(Given instruction) Copy the data that follows exactly. Include no pictures.
** Start **
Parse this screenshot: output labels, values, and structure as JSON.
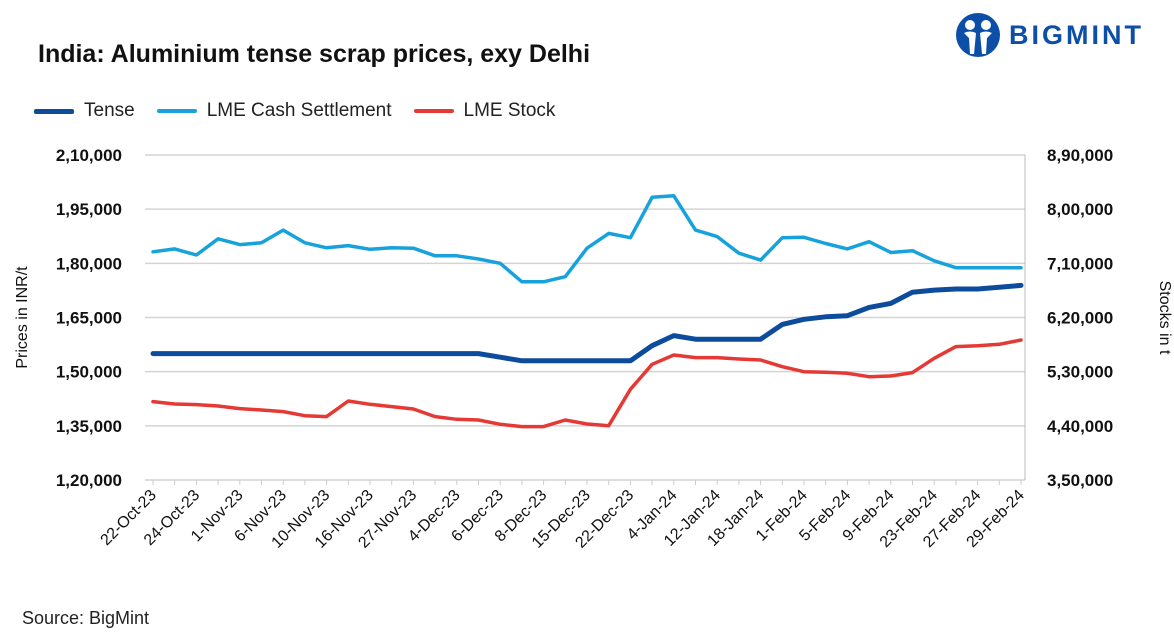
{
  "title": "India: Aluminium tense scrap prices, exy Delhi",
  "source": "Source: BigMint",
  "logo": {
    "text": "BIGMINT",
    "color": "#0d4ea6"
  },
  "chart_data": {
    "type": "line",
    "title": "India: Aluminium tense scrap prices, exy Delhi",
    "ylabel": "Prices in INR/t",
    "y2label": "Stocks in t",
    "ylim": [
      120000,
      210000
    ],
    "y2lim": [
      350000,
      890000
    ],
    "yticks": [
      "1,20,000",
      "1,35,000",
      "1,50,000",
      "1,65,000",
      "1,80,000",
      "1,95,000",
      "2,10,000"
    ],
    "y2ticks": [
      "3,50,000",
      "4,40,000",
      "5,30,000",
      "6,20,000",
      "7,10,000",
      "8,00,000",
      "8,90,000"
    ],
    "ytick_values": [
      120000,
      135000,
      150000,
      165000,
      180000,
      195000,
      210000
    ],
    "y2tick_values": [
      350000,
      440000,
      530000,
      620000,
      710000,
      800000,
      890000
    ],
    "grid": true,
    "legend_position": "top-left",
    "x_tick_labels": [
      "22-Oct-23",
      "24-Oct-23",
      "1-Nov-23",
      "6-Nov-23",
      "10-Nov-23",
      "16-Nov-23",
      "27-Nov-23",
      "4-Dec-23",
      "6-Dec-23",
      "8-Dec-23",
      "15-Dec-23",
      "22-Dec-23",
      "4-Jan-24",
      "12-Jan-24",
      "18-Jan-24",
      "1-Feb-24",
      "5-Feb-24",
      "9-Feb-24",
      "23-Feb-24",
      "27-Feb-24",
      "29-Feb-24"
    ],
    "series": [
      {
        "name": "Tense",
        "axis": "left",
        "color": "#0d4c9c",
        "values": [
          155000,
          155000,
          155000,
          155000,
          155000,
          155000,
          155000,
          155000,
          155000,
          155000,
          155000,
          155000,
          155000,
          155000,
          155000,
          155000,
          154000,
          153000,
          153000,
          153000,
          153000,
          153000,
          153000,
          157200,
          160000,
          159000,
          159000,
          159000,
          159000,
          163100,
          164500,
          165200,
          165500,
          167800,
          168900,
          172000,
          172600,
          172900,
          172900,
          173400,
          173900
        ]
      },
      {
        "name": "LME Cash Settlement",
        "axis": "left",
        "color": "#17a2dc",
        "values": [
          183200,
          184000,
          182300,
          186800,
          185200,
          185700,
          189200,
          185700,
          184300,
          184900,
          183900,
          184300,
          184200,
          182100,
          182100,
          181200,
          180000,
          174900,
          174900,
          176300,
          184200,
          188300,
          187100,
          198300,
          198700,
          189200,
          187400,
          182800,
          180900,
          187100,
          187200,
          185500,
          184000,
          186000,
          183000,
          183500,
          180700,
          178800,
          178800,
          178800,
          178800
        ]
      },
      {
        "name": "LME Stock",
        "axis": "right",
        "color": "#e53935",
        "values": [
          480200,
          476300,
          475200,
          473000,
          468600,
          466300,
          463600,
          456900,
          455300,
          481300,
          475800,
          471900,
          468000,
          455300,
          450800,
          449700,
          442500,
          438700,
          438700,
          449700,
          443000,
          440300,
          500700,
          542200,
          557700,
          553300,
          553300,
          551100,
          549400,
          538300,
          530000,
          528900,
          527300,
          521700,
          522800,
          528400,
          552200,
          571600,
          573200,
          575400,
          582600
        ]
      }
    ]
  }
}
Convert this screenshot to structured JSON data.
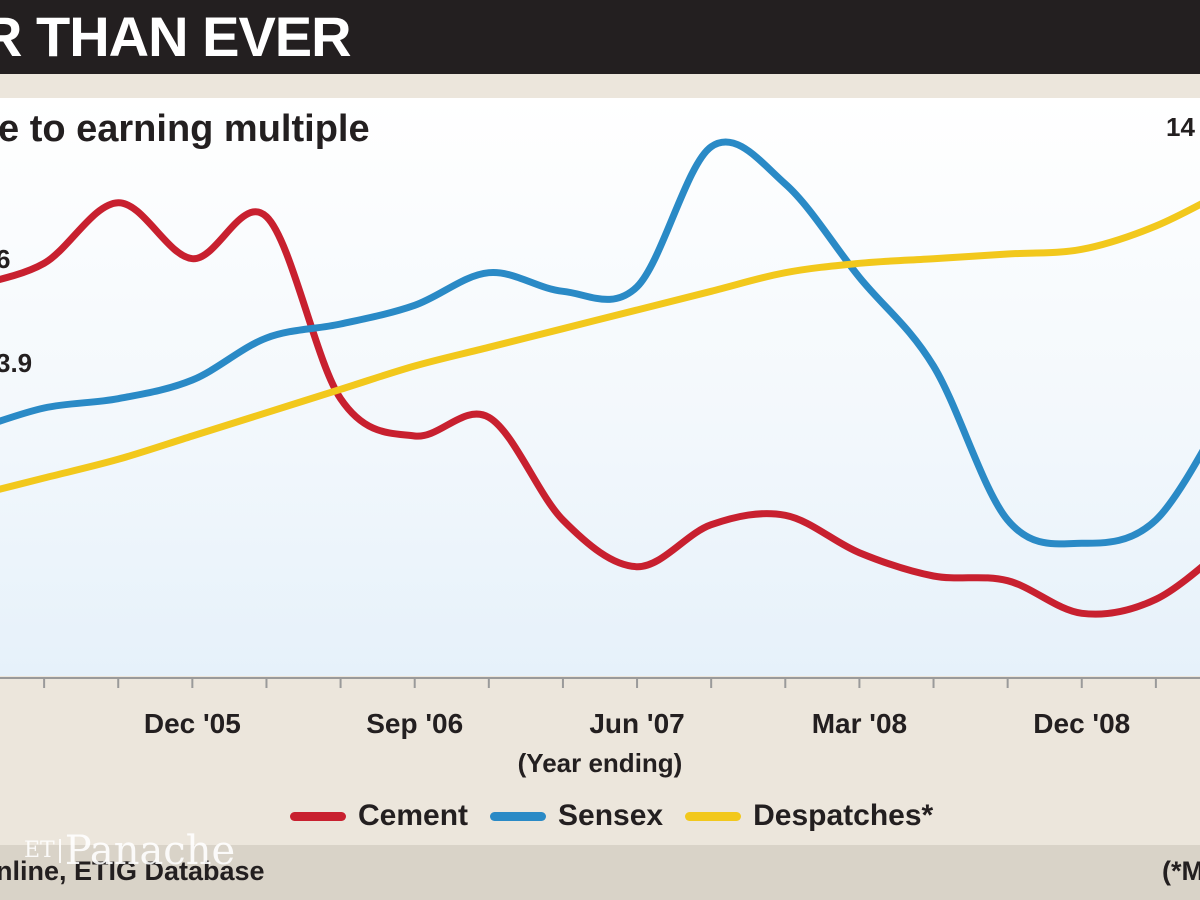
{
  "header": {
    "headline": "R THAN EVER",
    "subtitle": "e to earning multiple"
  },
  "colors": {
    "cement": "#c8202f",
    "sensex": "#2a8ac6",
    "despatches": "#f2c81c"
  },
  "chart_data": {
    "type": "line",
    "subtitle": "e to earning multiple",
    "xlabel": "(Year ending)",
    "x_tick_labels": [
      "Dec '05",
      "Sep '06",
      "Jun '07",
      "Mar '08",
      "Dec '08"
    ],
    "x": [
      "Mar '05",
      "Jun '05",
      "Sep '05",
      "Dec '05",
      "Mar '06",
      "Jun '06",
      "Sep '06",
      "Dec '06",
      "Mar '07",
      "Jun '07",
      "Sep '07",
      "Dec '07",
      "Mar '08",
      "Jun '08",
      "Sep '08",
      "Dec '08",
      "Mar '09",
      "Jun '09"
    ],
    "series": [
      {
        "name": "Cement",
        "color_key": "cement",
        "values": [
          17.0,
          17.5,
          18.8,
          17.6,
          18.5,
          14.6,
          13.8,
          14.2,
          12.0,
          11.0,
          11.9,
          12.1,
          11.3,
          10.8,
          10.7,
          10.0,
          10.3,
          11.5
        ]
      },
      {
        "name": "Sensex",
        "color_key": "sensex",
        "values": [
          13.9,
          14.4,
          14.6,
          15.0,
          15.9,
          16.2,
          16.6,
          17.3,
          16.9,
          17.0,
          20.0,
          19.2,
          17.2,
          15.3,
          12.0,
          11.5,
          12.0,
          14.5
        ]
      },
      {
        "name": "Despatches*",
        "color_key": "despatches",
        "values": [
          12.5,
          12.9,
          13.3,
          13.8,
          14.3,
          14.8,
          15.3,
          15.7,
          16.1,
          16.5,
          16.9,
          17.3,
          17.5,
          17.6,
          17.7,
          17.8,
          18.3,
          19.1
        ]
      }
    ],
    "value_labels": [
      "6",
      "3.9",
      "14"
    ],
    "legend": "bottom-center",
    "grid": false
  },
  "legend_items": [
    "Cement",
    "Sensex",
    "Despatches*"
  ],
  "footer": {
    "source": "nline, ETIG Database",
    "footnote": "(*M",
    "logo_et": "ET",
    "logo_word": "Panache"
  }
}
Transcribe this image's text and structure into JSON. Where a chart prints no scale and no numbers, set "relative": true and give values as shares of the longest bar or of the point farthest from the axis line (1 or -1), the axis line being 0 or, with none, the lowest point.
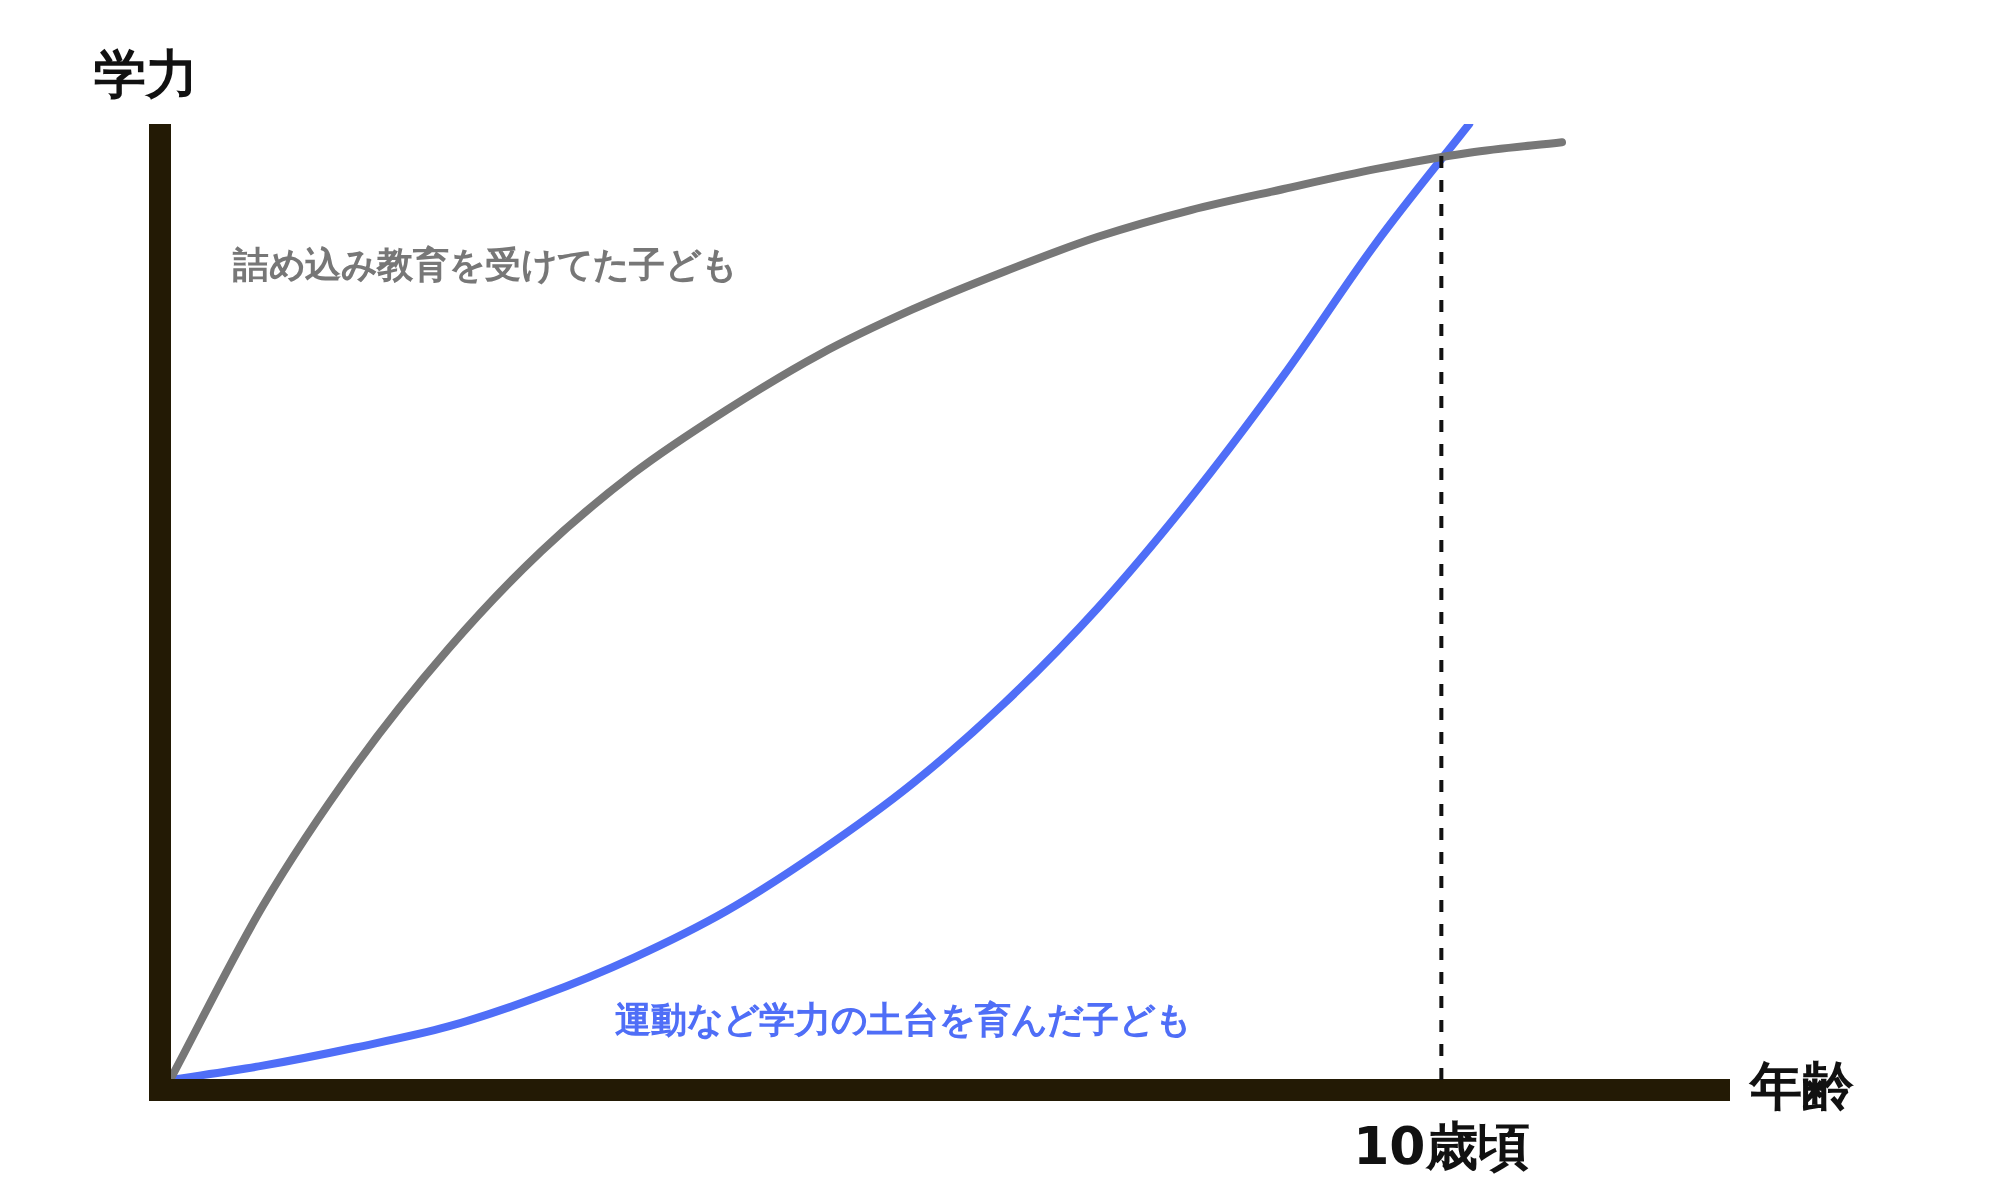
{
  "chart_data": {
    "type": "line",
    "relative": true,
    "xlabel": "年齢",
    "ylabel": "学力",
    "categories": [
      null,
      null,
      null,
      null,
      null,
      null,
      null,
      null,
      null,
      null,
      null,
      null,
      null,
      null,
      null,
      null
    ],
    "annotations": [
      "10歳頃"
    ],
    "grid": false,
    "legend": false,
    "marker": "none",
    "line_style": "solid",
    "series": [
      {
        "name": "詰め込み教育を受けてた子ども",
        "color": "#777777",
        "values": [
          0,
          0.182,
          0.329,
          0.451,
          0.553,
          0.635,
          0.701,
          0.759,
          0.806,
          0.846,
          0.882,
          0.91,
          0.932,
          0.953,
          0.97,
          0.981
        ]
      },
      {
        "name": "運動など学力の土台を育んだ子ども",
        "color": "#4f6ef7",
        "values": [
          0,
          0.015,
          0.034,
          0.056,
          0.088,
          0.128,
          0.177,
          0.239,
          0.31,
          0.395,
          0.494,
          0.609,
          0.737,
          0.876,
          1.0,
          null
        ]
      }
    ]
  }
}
** End **
(Finished answer)
Parse this screenshot: output labels, values, and structure as JSON.
{
  "title": "India: Aluminium tense scrap prices, exy Delhi",
  "source": "Source: BigMint",
  "logo": {
    "text": "BIGMINT",
    "color": "#0d4ea6"
  },
  "chart_data": {
    "type": "line",
    "title": "India: Aluminium tense scrap prices, exy Delhi",
    "ylabel": "Prices in INR/t",
    "y2label": "Stocks in t",
    "ylim": [
      120000,
      210000
    ],
    "y2lim": [
      350000,
      890000
    ],
    "yticks": [
      "1,20,000",
      "1,35,000",
      "1,50,000",
      "1,65,000",
      "1,80,000",
      "1,95,000",
      "2,10,000"
    ],
    "y2ticks": [
      "3,50,000",
      "4,40,000",
      "5,30,000",
      "6,20,000",
      "7,10,000",
      "8,00,000",
      "8,90,000"
    ],
    "ytick_values": [
      120000,
      135000,
      150000,
      165000,
      180000,
      195000,
      210000
    ],
    "y2tick_values": [
      350000,
      440000,
      530000,
      620000,
      710000,
      800000,
      890000
    ],
    "grid": true,
    "legend_position": "top-left",
    "x_tick_labels": [
      "22-Oct-23",
      "24-Oct-23",
      "1-Nov-23",
      "6-Nov-23",
      "10-Nov-23",
      "16-Nov-23",
      "27-Nov-23",
      "4-Dec-23",
      "6-Dec-23",
      "8-Dec-23",
      "15-Dec-23",
      "22-Dec-23",
      "4-Jan-24",
      "12-Jan-24",
      "18-Jan-24",
      "1-Feb-24",
      "5-Feb-24",
      "9-Feb-24",
      "23-Feb-24",
      "27-Feb-24",
      "29-Feb-24"
    ],
    "series": [
      {
        "name": "Tense",
        "axis": "left",
        "color": "#0d4c9c",
        "values": [
          155000,
          155000,
          155000,
          155000,
          155000,
          155000,
          155000,
          155000,
          155000,
          155000,
          155000,
          155000,
          155000,
          155000,
          155000,
          155000,
          154000,
          153000,
          153000,
          153000,
          153000,
          153000,
          153000,
          157200,
          160000,
          159000,
          159000,
          159000,
          159000,
          163100,
          164500,
          165200,
          165500,
          167800,
          168900,
          172000,
          172600,
          172900,
          172900,
          173400,
          173900
        ]
      },
      {
        "name": "LME Cash Settlement",
        "axis": "left",
        "color": "#17a2dc",
        "values": [
          183200,
          184000,
          182300,
          186800,
          185200,
          185700,
          189200,
          185700,
          184300,
          184900,
          183900,
          184300,
          184200,
          182100,
          182100,
          181200,
          180000,
          174900,
          174900,
          176300,
          184200,
          188300,
          187100,
          198300,
          198700,
          189200,
          187400,
          182800,
          180900,
          187100,
          187200,
          185500,
          184000,
          186000,
          183000,
          183500,
          180700,
          178800,
          178800,
          178800,
          178800
        ]
      },
      {
        "name": "LME Stock",
        "axis": "right",
        "color": "#e53935",
        "values": [
          480200,
          476300,
          475200,
          473000,
          468600,
          466300,
          463600,
          456900,
          455300,
          481300,
          475800,
          471900,
          468000,
          455300,
          450800,
          449700,
          442500,
          438700,
          438700,
          449700,
          443000,
          440300,
          500700,
          542200,
          557700,
          553300,
          553300,
          551100,
          549400,
          538300,
          530000,
          528900,
          527300,
          521700,
          522800,
          528400,
          552200,
          571600,
          573200,
          575400,
          582600
        ]
      }
    ]
  }
}
Convert this screenshot to structured JSON data.
{
  "header": {
    "headline": "R THAN EVER",
    "subtitle": "e to earning multiple"
  },
  "colors": {
    "cement": "#c8202f",
    "sensex": "#2a8ac6",
    "despatches": "#f2c81c"
  },
  "chart_data": {
    "type": "line",
    "subtitle": "e to earning multiple",
    "xlabel": "(Year ending)",
    "x_tick_labels": [
      "Dec '05",
      "Sep '06",
      "Jun '07",
      "Mar '08",
      "Dec '08"
    ],
    "x": [
      "Mar '05",
      "Jun '05",
      "Sep '05",
      "Dec '05",
      "Mar '06",
      "Jun '06",
      "Sep '06",
      "Dec '06",
      "Mar '07",
      "Jun '07",
      "Sep '07",
      "Dec '07",
      "Mar '08",
      "Jun '08",
      "Sep '08",
      "Dec '08",
      "Mar '09",
      "Jun '09"
    ],
    "series": [
      {
        "name": "Cement",
        "color_key": "cement",
        "values": [
          17.0,
          17.5,
          18.8,
          17.6,
          18.5,
          14.6,
          13.8,
          14.2,
          12.0,
          11.0,
          11.9,
          12.1,
          11.3,
          10.8,
          10.7,
          10.0,
          10.3,
          11.5
        ]
      },
      {
        "name": "Sensex",
        "color_key": "sensex",
        "values": [
          13.9,
          14.4,
          14.6,
          15.0,
          15.9,
          16.2,
          16.6,
          17.3,
          16.9,
          17.0,
          20.0,
          19.2,
          17.2,
          15.3,
          12.0,
          11.5,
          12.0,
          14.5
        ]
      },
      {
        "name": "Despatches*",
        "color_key": "despatches",
        "values": [
          12.5,
          12.9,
          13.3,
          13.8,
          14.3,
          14.8,
          15.3,
          15.7,
          16.1,
          16.5,
          16.9,
          17.3,
          17.5,
          17.6,
          17.7,
          17.8,
          18.3,
          19.1
        ]
      }
    ],
    "value_labels": [
      "6",
      "3.9",
      "14"
    ],
    "legend": "bottom-center",
    "grid": false
  },
  "legend_items": [
    "Cement",
    "Sensex",
    "Despatches*"
  ],
  "footer": {
    "source": "nline, ETIG Database",
    "footnote": "(*M",
    "logo_et": "ET",
    "logo_word": "Panache"
  }
}
Transcribe this image's text and structure into JSON. Where a chart prints no scale and no numbers, set "relative": true and give values as shares of the longest bar or of the point farthest from the axis line (1 or -1), the axis line being 0 or, with none, the lowest point.
{
  "chart_data": {
    "type": "line",
    "relative": true,
    "xlabel": "年齢",
    "ylabel": "学力",
    "categories": [
      null,
      null,
      null,
      null,
      null,
      null,
      null,
      null,
      null,
      null,
      null,
      null,
      null,
      null,
      null,
      null
    ],
    "annotations": [
      "10歳頃"
    ],
    "grid": false,
    "legend": false,
    "marker": "none",
    "line_style": "solid",
    "series": [
      {
        "name": "詰め込み教育を受けてた子ども",
        "color": "#777777",
        "values": [
          0,
          0.182,
          0.329,
          0.451,
          0.553,
          0.635,
          0.701,
          0.759,
          0.806,
          0.846,
          0.882,
          0.91,
          0.932,
          0.953,
          0.97,
          0.981
        ]
      },
      {
        "name": "運動など学力の土台を育んだ子ども",
        "color": "#4f6ef7",
        "values": [
          0,
          0.015,
          0.034,
          0.056,
          0.088,
          0.128,
          0.177,
          0.239,
          0.31,
          0.395,
          0.494,
          0.609,
          0.737,
          0.876,
          1.0,
          null
        ]
      }
    ]
  }
}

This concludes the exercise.